**PROBLEM DETAILS**
Select all lines in the records that include "image".

**THE INPUT**
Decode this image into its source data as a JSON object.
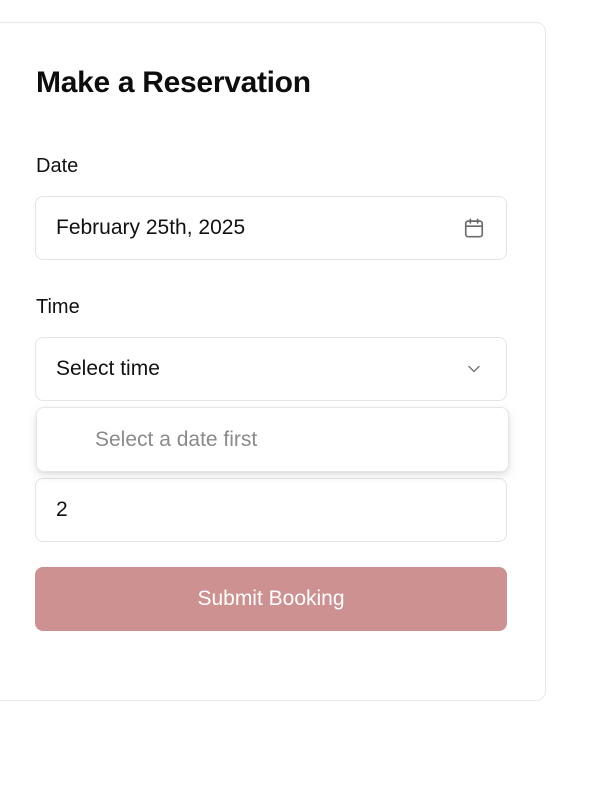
{
  "form": {
    "title": "Make a Reservation",
    "date_label": "Date",
    "date_value": "February 25th, 2025",
    "date_icon": "calendar-icon",
    "time_label": "Time",
    "time_value": "Select time",
    "time_icon": "chevron-down-icon",
    "time_dropdown_message": "Select a date first",
    "guests_value": "2",
    "submit_label": "Submit Booking"
  },
  "colors": {
    "submit_bg": "#cc9190",
    "border": "#e4e4e7",
    "muted_text": "#8a8a8a"
  }
}
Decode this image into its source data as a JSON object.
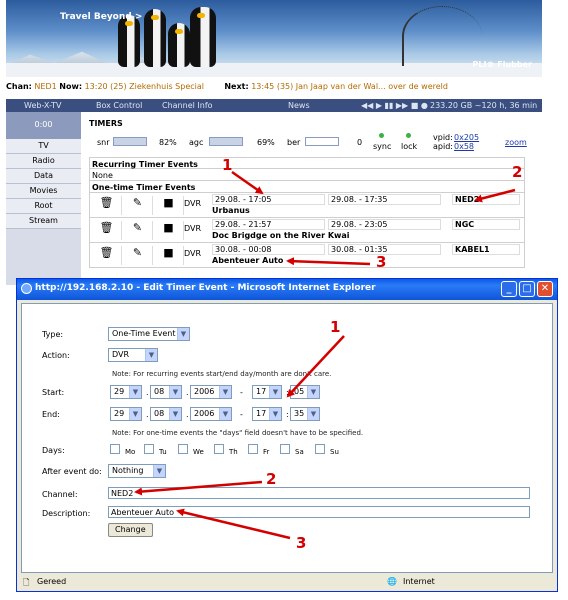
{
  "banner": {
    "tagline": "Travel Beyond >",
    "brand": "PLI® Flubber"
  },
  "ticker": {
    "chan_label": "Chan:",
    "chan_value": "NED1",
    "now_label": "Now:",
    "now_value": "13:20 (25) Ziekenhuis Special",
    "next_label": "Next:",
    "next_value": "13:45 (35) Jan Jaap van der Wal... over de wereld"
  },
  "navbar": {
    "webx": "Web-X-TV",
    "box_control": "Box Control",
    "channel_info": "Channel Info",
    "news": "News",
    "player_icons": "◀◀ ▶ ▮▮ ▶▶ ■ ●",
    "disk": "233.20 GB ~120 h, 36 min"
  },
  "clock": "0:00",
  "leftnav": [
    "TV",
    "Radio",
    "Data",
    "Movies",
    "Root",
    "Stream"
  ],
  "timers": {
    "title": "TIMERS",
    "snr_label": "snr",
    "snr_value": "82%",
    "agc_label": "agc",
    "agc_value": "69%",
    "ber_label": "ber",
    "ber_value": "0",
    "sync": "sync",
    "lock": "lock",
    "vpid_label": "vpid:",
    "vpid_value": "0x205",
    "apid_label": "apid:",
    "apid_value": "0x58",
    "zoom": "zoom",
    "recurring_header": "Recurring Timer Events",
    "recurring_none": "None",
    "onetime_header": "One-time Timer Events",
    "rows": [
      {
        "type": "DVR",
        "start": "29.08. - 17:05",
        "end": "29.08. - 17:35",
        "channel": "NED2",
        "name": "Urbanus"
      },
      {
        "type": "DVR",
        "start": "29.08. - 21:57",
        "end": "29.08. - 23:05",
        "channel": "NGC",
        "name": "Doc Brigdge on the River Kwai"
      },
      {
        "type": "DVR",
        "start": "30.08. - 00:08",
        "end": "30.08. - 01:35",
        "channel": "KABEL1",
        "name": "Abenteuer Auto"
      }
    ]
  },
  "ie": {
    "title": "http://192.168.2.10 - Edit Timer Event - Microsoft Internet Explorer",
    "type_label": "Type:",
    "type_value": "One-Time Event",
    "action_label": "Action:",
    "action_value": "DVR",
    "note1": "Note: For recurring events start/end day/month are don't care.",
    "start_label": "Start:",
    "start": {
      "day": "29",
      "month": "08",
      "year": "2006",
      "hour": "17",
      "min": "05"
    },
    "end_label": "End:",
    "end": {
      "day": "29",
      "month": "08",
      "year": "2006",
      "hour": "17",
      "min": "35"
    },
    "note2": "Note: For one-time events the \"days\" field doesn't have to be specified.",
    "days_label": "Days:",
    "days": [
      "Mo",
      "Tu",
      "We",
      "Th",
      "Fr",
      "Sa",
      "Su"
    ],
    "after_label": "After event do:",
    "after_value": "Nothing",
    "channel_label": "Channel:",
    "channel_value": "NED2",
    "desc_label": "Description:",
    "desc_value": "Abenteuer Auto",
    "change_button": "Change",
    "status_left": "Gereed",
    "status_right": "Internet"
  },
  "annotations": [
    "1",
    "2",
    "3",
    "1",
    "2",
    "3"
  ],
  "annotation_color": "#d40000"
}
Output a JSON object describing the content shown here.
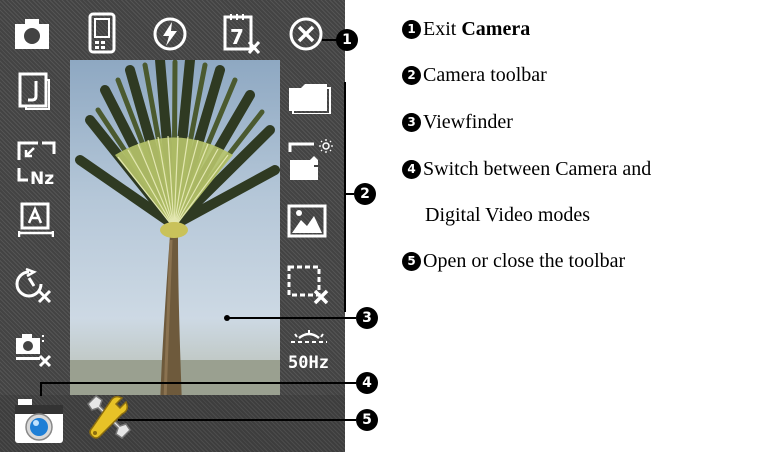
{
  "callouts": {
    "badges": [
      "1",
      "2",
      "3",
      "4",
      "5"
    ]
  },
  "legend": [
    {
      "num": "1",
      "text": "Exit ",
      "bold": "Camera"
    },
    {
      "num": "2",
      "text": "Camera toolbar"
    },
    {
      "num": "3",
      "text": "Viewfinder"
    },
    {
      "num": "4",
      "text": "Switch between Camera and"
    },
    {
      "num": "",
      "text": "Digital Video modes"
    },
    {
      "num": "5",
      "text": "Open or close the toolbar"
    }
  ],
  "toolbar_icons": {
    "top": [
      "camera-mode-icon",
      "device-storage-icon",
      "flash-off-icon",
      "timestamp-off-icon",
      "exit-icon"
    ],
    "left": [
      "jpeg-quality-icon",
      "resolution-icon",
      "auto-focus-icon",
      "self-timer-off-icon",
      "burst-off-icon"
    ],
    "right": [
      "folder-icon",
      "brightness-icon",
      "scene-mode-icon",
      "frame-off-icon",
      "flicker-50hz-icon"
    ]
  },
  "icon_labels": {
    "resolution": "Nz",
    "flicker": "50Hz",
    "timestamp": "7"
  },
  "colors": {
    "screen": "#434343",
    "icon": "#ffffff",
    "lens": "#1e7fd6"
  }
}
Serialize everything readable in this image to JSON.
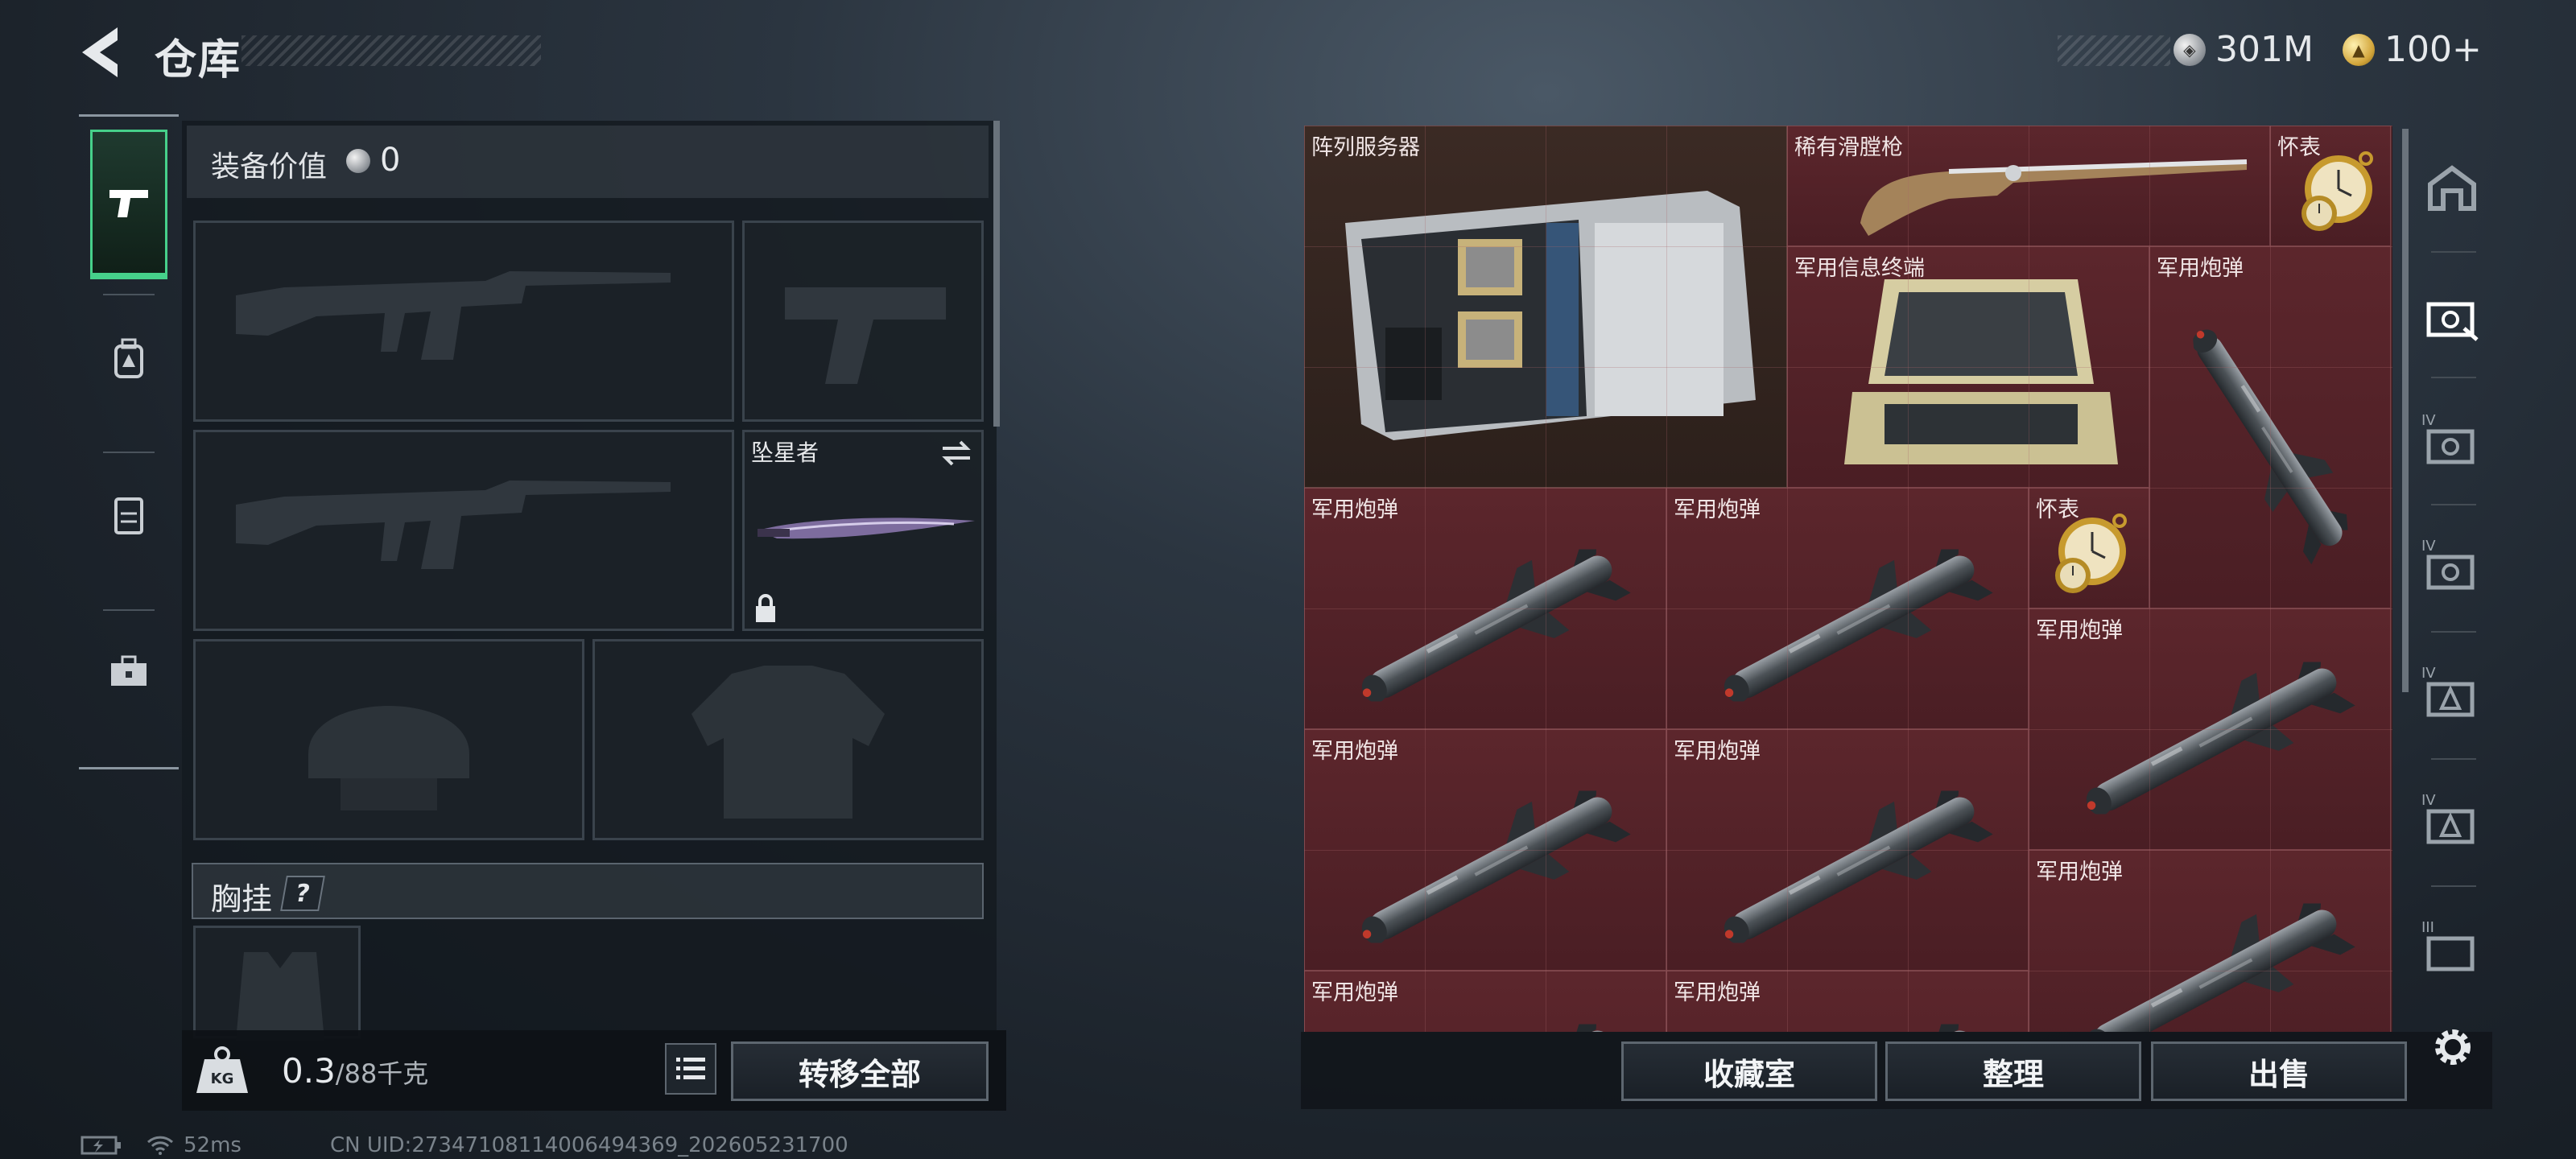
{
  "header": {
    "title": "仓库"
  },
  "currency": [
    {
      "icon": "silver-coin-icon",
      "value": "301M"
    },
    {
      "icon": "gold-coin-icon",
      "value": "100+"
    }
  ],
  "left_tabs": [
    "pistol-icon",
    "backpack-icon",
    "vest-icon",
    "toolbox-icon"
  ],
  "equipment": {
    "value_label": "装备价值",
    "value": "0",
    "melee_slot_label": "坠星者",
    "chest_rig_label": "胸挂",
    "help_label": "?"
  },
  "bottom_left": {
    "weight_current": "0.3",
    "weight_max": "/88千克",
    "kg_label": "KG",
    "transfer_all": "转移全部"
  },
  "storage_items": [
    {
      "name": "阵列服务器",
      "kind": "server"
    },
    {
      "name": "稀有滑膛枪",
      "kind": "musket"
    },
    {
      "name": "怀表",
      "kind": "watch"
    },
    {
      "name": "军用信息终端",
      "kind": "terminal"
    },
    {
      "name": "军用炮弹",
      "kind": "missile"
    },
    {
      "name": "军用炮弹",
      "kind": "missile"
    },
    {
      "name": "军用炮弹",
      "kind": "missile"
    },
    {
      "name": "怀表",
      "kind": "watch"
    },
    {
      "name": "军用炮弹",
      "kind": "missile"
    },
    {
      "name": "军用炮弹",
      "kind": "missile"
    },
    {
      "name": "军用炮弹",
      "kind": "missile"
    },
    {
      "name": "军用炮弹",
      "kind": "missile"
    },
    {
      "name": "军用炮弹",
      "kind": "missile"
    },
    {
      "name": "军用炮弹",
      "kind": "missile"
    }
  ],
  "right_tabs": [
    {
      "icon": "storage-icon",
      "level": ""
    },
    {
      "icon": "case-icon",
      "level": ""
    },
    {
      "icon": "case-icon",
      "level": "IV"
    },
    {
      "icon": "case-icon",
      "level": "IV"
    },
    {
      "icon": "case-icon",
      "level": "IV"
    },
    {
      "icon": "case-icon",
      "level": "IV"
    },
    {
      "icon": "case-icon",
      "level": "III"
    }
  ],
  "actions": {
    "collection": "收藏室",
    "sort": "整理",
    "sell": "出售"
  },
  "status_bar": {
    "ping": "52ms",
    "uid": "CN UID:27347108114006494369_202605231700"
  }
}
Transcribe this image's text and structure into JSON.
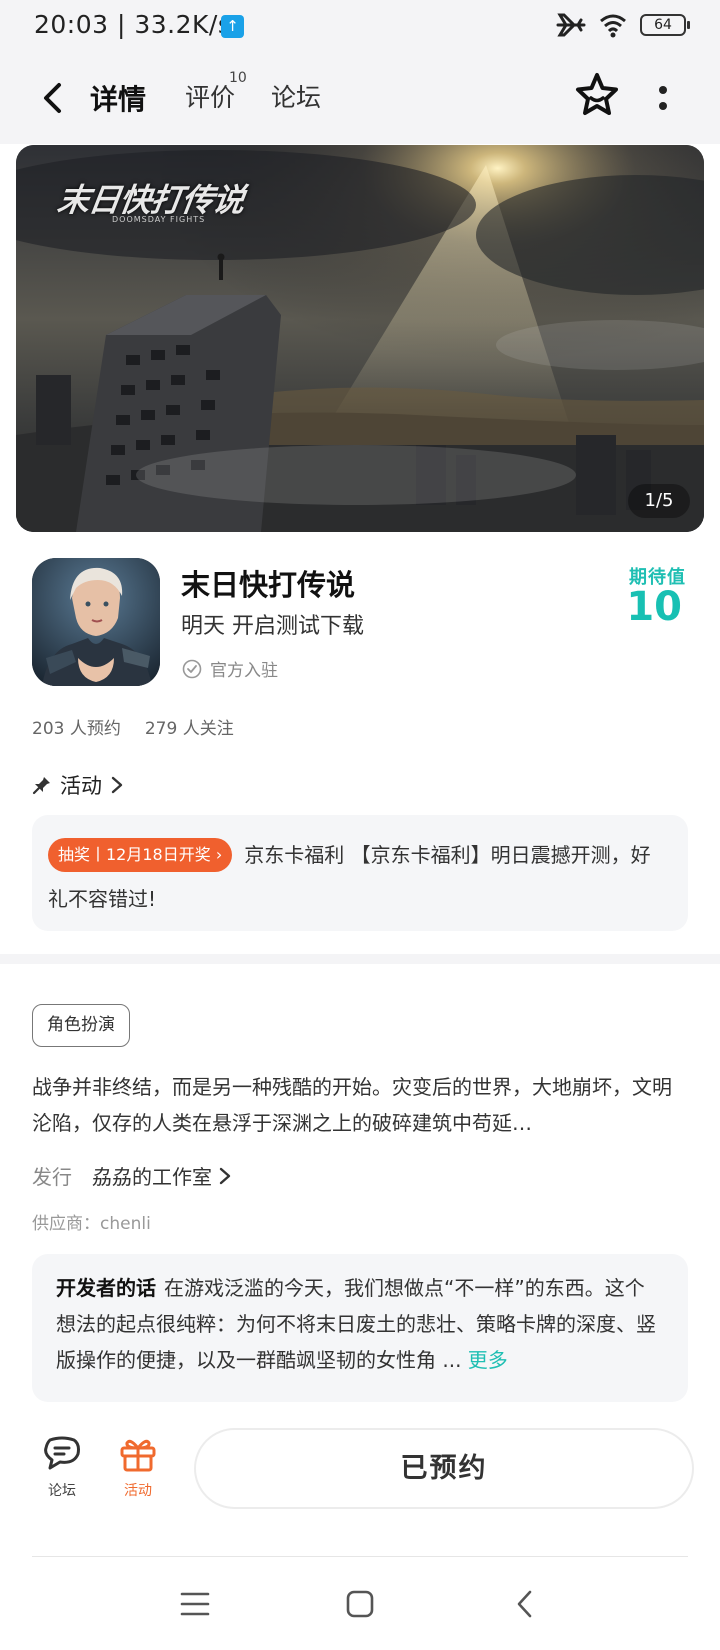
{
  "status_bar": {
    "time_speed": "20:03 | 33.2K/s",
    "battery": "64"
  },
  "nav": {
    "tabs": [
      {
        "label": "详情",
        "active": true
      },
      {
        "label": "评价",
        "badge": "10"
      },
      {
        "label": "论坛"
      }
    ]
  },
  "banner": {
    "logo_text": "末日快打传说",
    "logo_subtext": "DOOMSDAY FIGHTS",
    "counter": "1/5"
  },
  "game": {
    "title": "末日快打传说",
    "subtitle": "明天 开启测试下载",
    "official": "官方入驻",
    "expect_label": "期待值",
    "expect_value": "10"
  },
  "stats": {
    "reservations": "203 人预约",
    "followers": "279 人关注"
  },
  "activity": {
    "heading": "活动",
    "tag": "抽奖丨12月18日开奖",
    "text": "京东卡福利 【京东卡福利】明日震撼开测，好礼不容错过!"
  },
  "genre_tag": "角色扮演",
  "description": "战争并非终结，而是另一种残酷的开始。灾变后的世界，大地崩坏，文明沦陷，仅存的人类在悬浮于深渊之上的破碎建筑中苟延…",
  "publisher": {
    "label": "发行",
    "name": "劦劦的工作室"
  },
  "supplier": "供应商：chenli",
  "developer_note": {
    "title": "开发者的话",
    "text": "在游戏泛滥的今天，我们想做点“不一样”的东西。这个想法的起点很纯粹：为何不将末日废土的悲壮、策略卡牌的深度、竖版操作的便捷，以及一群酷飒坚韧的女性角 ...",
    "more": "更多"
  },
  "bottom_bar": {
    "forum_label": "论坛",
    "activity_label": "活动",
    "reserve_button": "已预约"
  },
  "colors": {
    "accent_teal": "#1fbfb3",
    "lottery_orange": "#f0602e",
    "activity_orange": "#f06a2e"
  }
}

**SOLUTION**
Decode this image into its source data as a JSON object.
Decode this image into its source data as a JSON object.
Serialize everything readable in this image to JSON.
Transcribe this image's text and structure into JSON.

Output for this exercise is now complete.